- **TASK REQUIREMENTS**
Could you write out every line of the material below again, swapping "legend-swatch" for "legend-marker" and changing nothing else, with the pictures left out?
===
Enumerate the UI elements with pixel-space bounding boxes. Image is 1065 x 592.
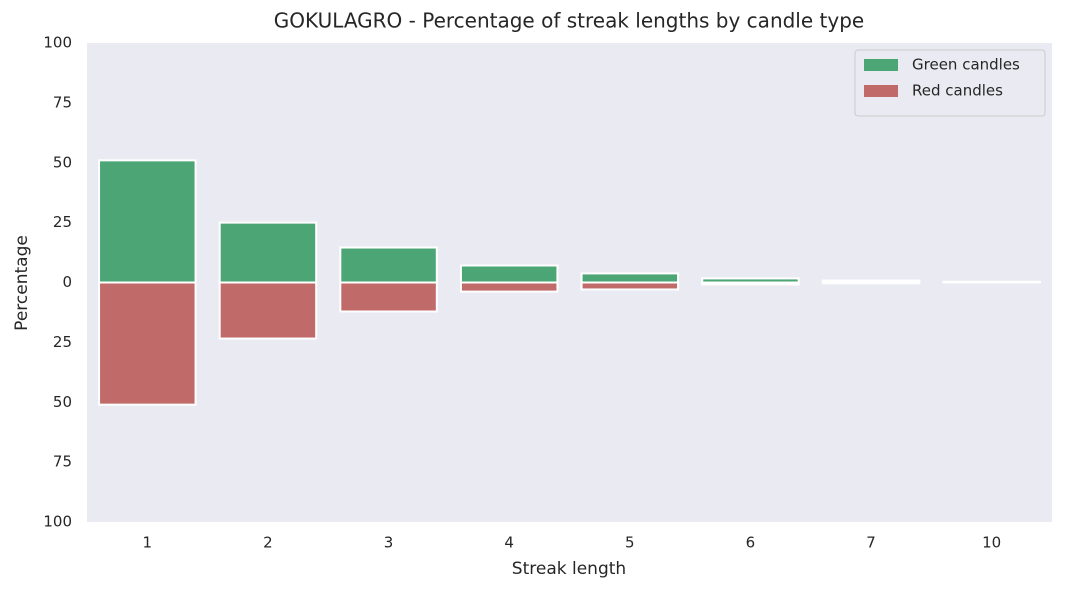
y-tick-label: 50 [53,393,72,411]
y-tick-label: 75 [53,93,72,111]
x-tick-label: 2 [263,534,273,552]
bar [580,272,680,284]
legend-label: Green candles [912,56,1020,74]
bar [459,264,559,284]
x-tick-label: 5 [625,534,635,552]
bar [459,281,559,293]
bar [218,221,318,284]
bar [821,281,921,285]
y-tick-label: 0 [62,273,72,291]
x-tick-label: 10 [982,534,1001,552]
bar [98,159,197,284]
x-tick-label: 4 [504,534,514,552]
bar [98,281,197,406]
y-tick-label: 75 [53,453,72,471]
bar [701,281,800,286]
legend-label: Red candles [912,82,1003,100]
x-axis-label: Streak length [512,559,626,579]
y-tick-label: 50 [53,153,72,171]
y-tick-label: 25 [53,213,72,231]
bar [580,281,680,291]
y-tick-label: 100 [43,513,72,531]
x-tick-label: 6 [746,534,756,552]
x-tick-label: 3 [384,534,394,552]
legend-swatch [864,85,898,97]
y-axis-label: Percentage [12,235,32,331]
x-tick-label: 7 [866,534,876,552]
bar [339,246,438,284]
bar [942,280,1041,284]
legend-box [854,49,1046,117]
x-tick-label: 1 [143,534,153,552]
bar [339,281,438,313]
y-tick-label: 100 [43,34,72,52]
y-tick-label: 25 [53,333,72,351]
chart-title: GOKULAGRO - Percentage of streak lengths… [274,9,864,33]
bar [218,281,318,340]
legend-swatch [864,59,898,71]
===
- **EXERCISE ANSWER**
Enumerate the UI elements with pixel-space bounding boxes. Image is 1065 x 592.
y-tick-label: 50 [53,393,72,411]
y-tick-label: 75 [53,93,72,111]
x-tick-label: 2 [263,534,273,552]
bar [580,272,680,284]
legend-label: Green candles [912,56,1020,74]
bar [459,264,559,284]
x-tick-label: 5 [625,534,635,552]
bar [459,281,559,293]
bar [218,221,318,284]
bar [821,281,921,285]
y-tick-label: 0 [62,273,72,291]
x-tick-label: 10 [982,534,1001,552]
bar [98,159,197,284]
x-tick-label: 4 [504,534,514,552]
bar [98,281,197,406]
y-tick-label: 75 [53,453,72,471]
bar [701,281,800,286]
legend-label: Red candles [912,82,1003,100]
x-axis-label: Streak length [512,559,626,579]
y-tick-label: 50 [53,153,72,171]
y-tick-label: 25 [53,213,72,231]
bar [580,281,680,291]
y-tick-label: 100 [43,513,72,531]
x-tick-label: 6 [746,534,756,552]
x-tick-label: 3 [384,534,394,552]
legend-marker [864,85,898,97]
y-axis-label: Percentage [12,235,32,331]
x-tick-label: 7 [866,534,876,552]
bar [339,246,438,284]
bar [942,280,1041,284]
legend-box [854,49,1046,117]
x-tick-label: 1 [143,534,153,552]
bar [339,281,438,313]
y-tick-label: 100 [43,34,72,52]
y-tick-label: 25 [53,333,72,351]
chart-title: GOKULAGRO - Percentage of streak lengths… [274,9,864,33]
bar [218,281,318,340]
legend-marker [864,59,898,71]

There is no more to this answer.